## What is expected
Reproduce the lines of the data verbatim, starting at the line that contains "footnote: 注: 表示は小数1桁に丸めています。5%未満の区分は数値ラベルを省略。" and ending at the line that contains "legend-label: 知らない／見たことがない <box>279", with both of those lines included.

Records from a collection
□ □ □ □

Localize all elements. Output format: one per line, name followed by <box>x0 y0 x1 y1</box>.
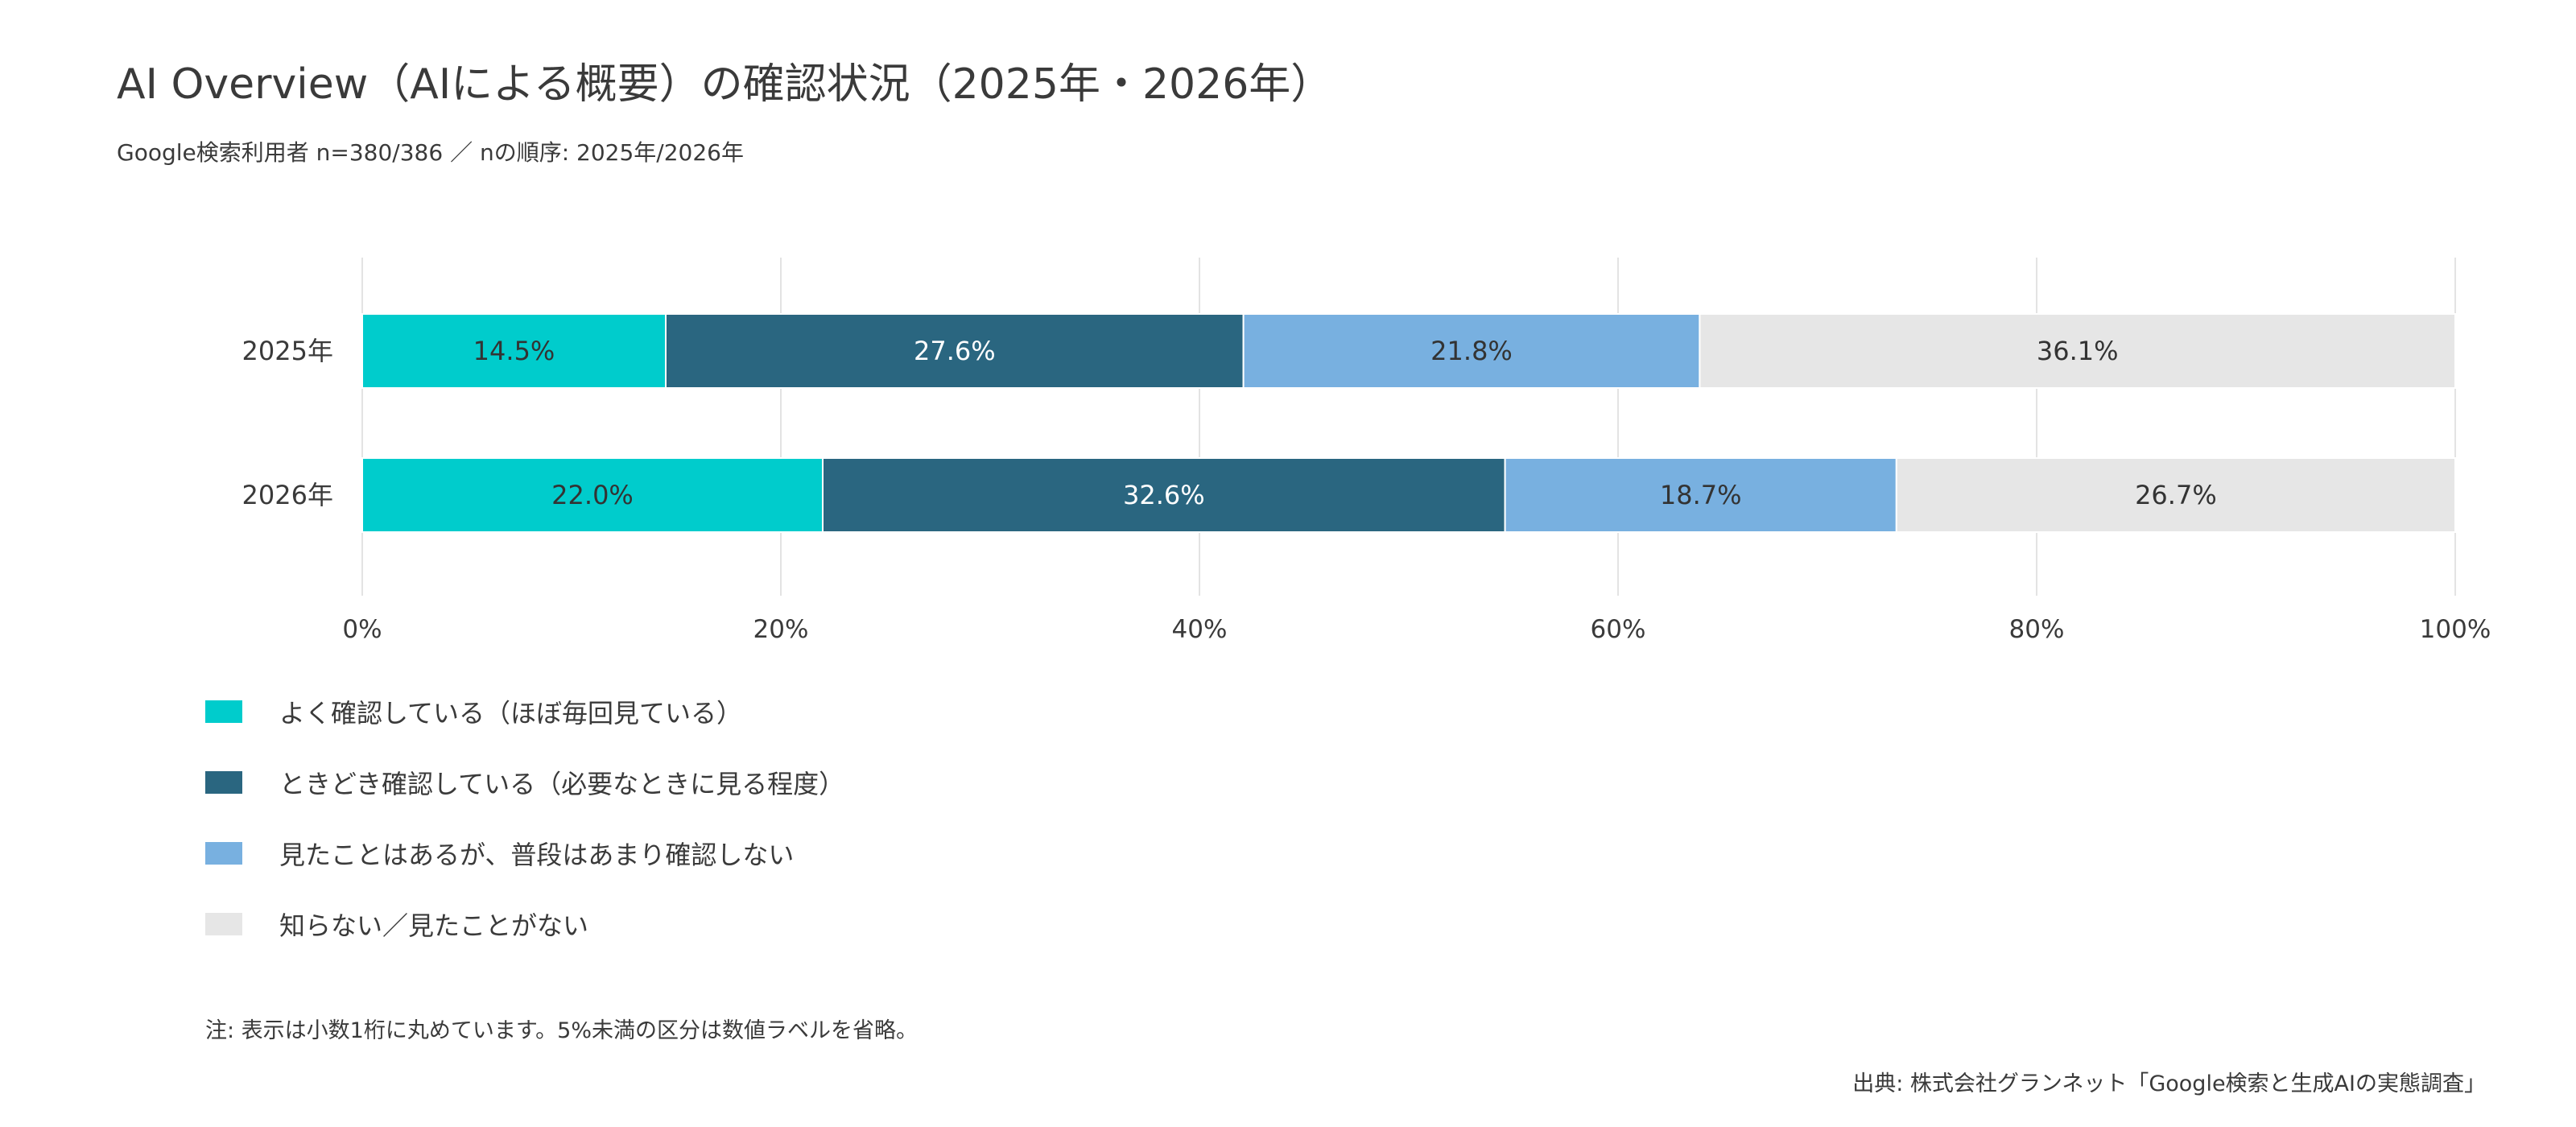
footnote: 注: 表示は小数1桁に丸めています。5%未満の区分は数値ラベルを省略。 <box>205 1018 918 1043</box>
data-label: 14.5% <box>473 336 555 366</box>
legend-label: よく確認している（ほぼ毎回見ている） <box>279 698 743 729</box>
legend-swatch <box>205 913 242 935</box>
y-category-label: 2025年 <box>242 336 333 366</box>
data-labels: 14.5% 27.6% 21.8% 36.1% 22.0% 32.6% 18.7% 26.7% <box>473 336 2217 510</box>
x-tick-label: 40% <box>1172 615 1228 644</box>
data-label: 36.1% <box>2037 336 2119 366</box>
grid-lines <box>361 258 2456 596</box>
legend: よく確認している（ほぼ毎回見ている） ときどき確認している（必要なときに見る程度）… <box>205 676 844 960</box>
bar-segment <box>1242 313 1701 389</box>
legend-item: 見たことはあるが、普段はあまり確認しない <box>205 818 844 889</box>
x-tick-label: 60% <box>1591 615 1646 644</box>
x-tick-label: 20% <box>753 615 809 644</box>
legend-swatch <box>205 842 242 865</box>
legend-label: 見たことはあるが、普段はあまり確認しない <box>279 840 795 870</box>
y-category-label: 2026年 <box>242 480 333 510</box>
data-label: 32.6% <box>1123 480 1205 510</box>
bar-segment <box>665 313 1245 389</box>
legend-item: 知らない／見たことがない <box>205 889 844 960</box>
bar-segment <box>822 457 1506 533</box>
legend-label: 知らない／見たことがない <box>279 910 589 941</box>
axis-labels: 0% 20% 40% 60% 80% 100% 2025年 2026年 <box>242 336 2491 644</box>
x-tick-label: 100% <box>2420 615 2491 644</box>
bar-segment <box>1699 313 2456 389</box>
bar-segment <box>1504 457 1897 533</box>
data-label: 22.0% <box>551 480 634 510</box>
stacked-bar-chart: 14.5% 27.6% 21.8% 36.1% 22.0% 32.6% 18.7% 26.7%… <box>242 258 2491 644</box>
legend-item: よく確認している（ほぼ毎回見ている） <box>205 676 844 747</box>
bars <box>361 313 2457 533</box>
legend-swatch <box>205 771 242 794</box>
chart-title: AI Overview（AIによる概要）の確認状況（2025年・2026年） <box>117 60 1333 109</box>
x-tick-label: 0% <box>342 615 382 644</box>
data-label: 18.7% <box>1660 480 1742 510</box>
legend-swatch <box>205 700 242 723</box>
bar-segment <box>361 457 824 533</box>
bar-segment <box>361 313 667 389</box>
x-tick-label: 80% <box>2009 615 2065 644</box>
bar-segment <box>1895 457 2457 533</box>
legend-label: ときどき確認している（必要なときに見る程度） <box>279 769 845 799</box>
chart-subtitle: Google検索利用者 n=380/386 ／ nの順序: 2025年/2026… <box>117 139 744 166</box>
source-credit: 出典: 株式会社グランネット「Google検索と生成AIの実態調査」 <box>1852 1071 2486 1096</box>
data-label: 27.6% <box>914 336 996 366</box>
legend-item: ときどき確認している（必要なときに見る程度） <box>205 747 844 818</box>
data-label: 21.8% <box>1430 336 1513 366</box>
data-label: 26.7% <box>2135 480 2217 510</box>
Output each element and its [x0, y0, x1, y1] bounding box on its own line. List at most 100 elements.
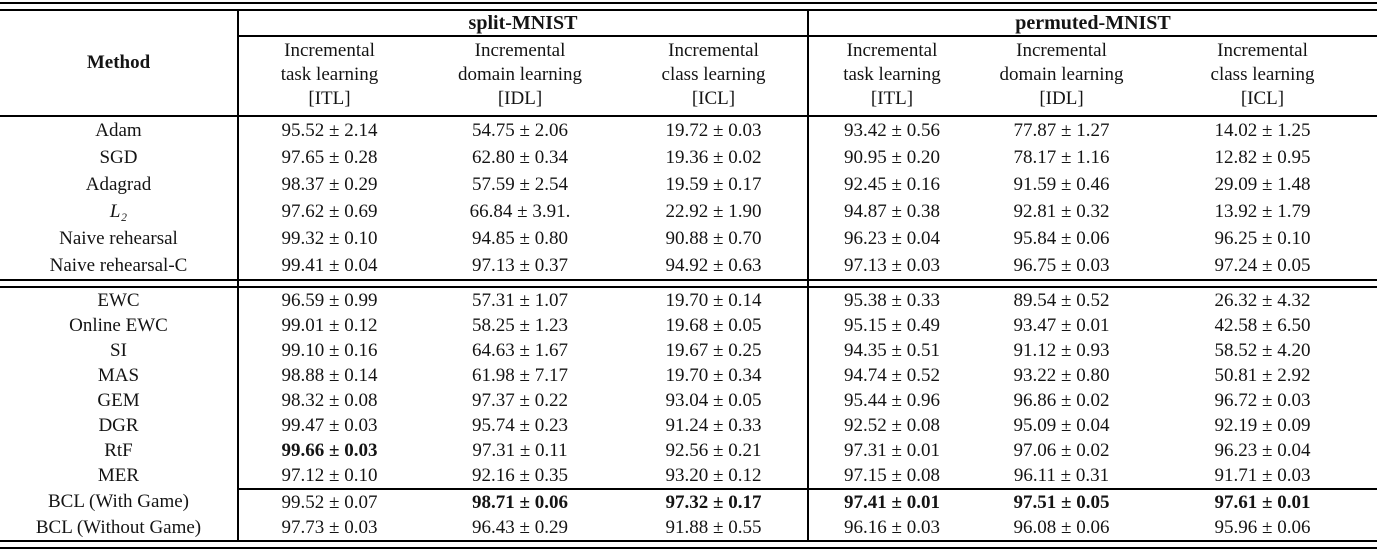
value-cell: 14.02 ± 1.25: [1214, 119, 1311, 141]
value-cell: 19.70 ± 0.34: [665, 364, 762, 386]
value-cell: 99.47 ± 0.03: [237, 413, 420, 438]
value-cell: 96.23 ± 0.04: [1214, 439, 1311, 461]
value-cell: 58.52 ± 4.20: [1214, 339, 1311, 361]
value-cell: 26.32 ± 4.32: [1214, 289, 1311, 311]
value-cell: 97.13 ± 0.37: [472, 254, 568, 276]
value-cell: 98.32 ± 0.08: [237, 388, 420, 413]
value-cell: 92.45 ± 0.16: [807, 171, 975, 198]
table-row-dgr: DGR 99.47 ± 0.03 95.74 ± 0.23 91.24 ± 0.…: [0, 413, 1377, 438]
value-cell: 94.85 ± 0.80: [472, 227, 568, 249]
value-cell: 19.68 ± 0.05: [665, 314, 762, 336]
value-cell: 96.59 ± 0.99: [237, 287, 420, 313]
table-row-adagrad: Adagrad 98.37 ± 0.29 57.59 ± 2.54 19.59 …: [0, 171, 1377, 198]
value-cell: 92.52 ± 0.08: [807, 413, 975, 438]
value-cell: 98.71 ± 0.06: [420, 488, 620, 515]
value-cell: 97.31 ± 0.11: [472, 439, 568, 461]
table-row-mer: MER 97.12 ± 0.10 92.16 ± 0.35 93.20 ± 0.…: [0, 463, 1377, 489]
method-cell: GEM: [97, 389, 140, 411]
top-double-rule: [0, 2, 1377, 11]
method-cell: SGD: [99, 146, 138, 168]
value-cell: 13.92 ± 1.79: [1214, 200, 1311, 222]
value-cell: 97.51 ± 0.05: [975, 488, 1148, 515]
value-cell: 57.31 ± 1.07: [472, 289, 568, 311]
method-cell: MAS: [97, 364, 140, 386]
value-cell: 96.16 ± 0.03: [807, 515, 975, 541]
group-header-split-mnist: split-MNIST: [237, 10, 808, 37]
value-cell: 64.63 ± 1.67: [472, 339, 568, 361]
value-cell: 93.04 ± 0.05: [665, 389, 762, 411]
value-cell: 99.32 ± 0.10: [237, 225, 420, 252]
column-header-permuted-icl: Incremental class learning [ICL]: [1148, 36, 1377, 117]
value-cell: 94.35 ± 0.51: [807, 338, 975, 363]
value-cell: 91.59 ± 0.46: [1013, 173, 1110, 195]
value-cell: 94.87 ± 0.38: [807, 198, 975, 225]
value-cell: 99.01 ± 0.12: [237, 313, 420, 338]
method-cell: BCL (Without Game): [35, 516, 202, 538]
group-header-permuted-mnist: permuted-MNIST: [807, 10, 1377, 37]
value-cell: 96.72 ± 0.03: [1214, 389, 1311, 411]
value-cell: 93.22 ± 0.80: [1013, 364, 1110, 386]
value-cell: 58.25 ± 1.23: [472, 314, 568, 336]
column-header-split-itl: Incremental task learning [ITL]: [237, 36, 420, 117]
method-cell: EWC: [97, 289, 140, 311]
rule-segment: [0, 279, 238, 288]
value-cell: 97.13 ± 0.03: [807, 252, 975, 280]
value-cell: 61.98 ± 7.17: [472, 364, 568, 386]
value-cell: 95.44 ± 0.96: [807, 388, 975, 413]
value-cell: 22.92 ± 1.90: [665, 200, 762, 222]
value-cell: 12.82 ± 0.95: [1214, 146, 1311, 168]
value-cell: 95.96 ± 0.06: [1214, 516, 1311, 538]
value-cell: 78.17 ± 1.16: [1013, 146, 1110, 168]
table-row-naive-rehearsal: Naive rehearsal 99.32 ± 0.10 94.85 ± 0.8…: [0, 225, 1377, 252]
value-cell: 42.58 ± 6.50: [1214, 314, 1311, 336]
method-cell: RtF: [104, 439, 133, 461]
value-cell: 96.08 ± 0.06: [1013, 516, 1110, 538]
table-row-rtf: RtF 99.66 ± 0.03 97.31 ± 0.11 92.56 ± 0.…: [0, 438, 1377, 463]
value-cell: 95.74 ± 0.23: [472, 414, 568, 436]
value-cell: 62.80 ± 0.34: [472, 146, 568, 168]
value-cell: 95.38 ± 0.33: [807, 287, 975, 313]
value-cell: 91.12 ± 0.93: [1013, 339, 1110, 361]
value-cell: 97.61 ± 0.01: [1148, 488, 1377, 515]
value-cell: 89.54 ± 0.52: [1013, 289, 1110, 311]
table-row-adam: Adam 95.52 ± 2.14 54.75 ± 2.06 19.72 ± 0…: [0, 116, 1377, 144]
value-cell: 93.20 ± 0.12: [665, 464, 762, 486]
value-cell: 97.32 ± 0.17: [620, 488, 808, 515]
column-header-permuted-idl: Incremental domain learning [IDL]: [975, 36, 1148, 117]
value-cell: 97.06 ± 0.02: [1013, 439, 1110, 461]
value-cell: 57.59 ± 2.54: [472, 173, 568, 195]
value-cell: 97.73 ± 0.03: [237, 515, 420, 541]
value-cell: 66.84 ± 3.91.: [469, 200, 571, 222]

□ □ □ □

## Full output
footnote: 注: 表示は小数1桁に丸めています。5%未満の区分は数値ラベルを省略。 <box>205 1018 918 1043</box>
data-label: 14.5% <box>473 336 555 366</box>
legend-label: よく確認している（ほぼ毎回見ている） <box>279 698 743 729</box>
legend-swatch <box>205 913 242 935</box>
y-category-label: 2025年 <box>242 336 333 366</box>
data-labels: 14.5% 27.6% 21.8% 36.1% 22.0% 32.6% 18.7% 26.7% <box>473 336 2217 510</box>
x-tick-label: 40% <box>1172 615 1228 644</box>
data-label: 36.1% <box>2037 336 2119 366</box>
grid-lines <box>361 258 2456 596</box>
legend: よく確認している（ほぼ毎回見ている） ときどき確認している（必要なときに見る程度）… <box>205 676 844 960</box>
bar-segment <box>1242 313 1701 389</box>
legend-item: 見たことはあるが、普段はあまり確認しない <box>205 818 844 889</box>
x-tick-label: 60% <box>1591 615 1646 644</box>
x-tick-label: 20% <box>753 615 809 644</box>
legend-swatch <box>205 842 242 865</box>
legend-label: 見たことはあるが、普段はあまり確認しない <box>279 840 795 870</box>
y-category-label: 2026年 <box>242 480 333 510</box>
data-label: 32.6% <box>1123 480 1205 510</box>
bar-segment <box>665 313 1245 389</box>
legend-item: 知らない／見たことがない <box>205 889 844 960</box>
bar-segment <box>822 457 1506 533</box>
legend-label: 知らない／見たことがない <box>279 910 589 941</box>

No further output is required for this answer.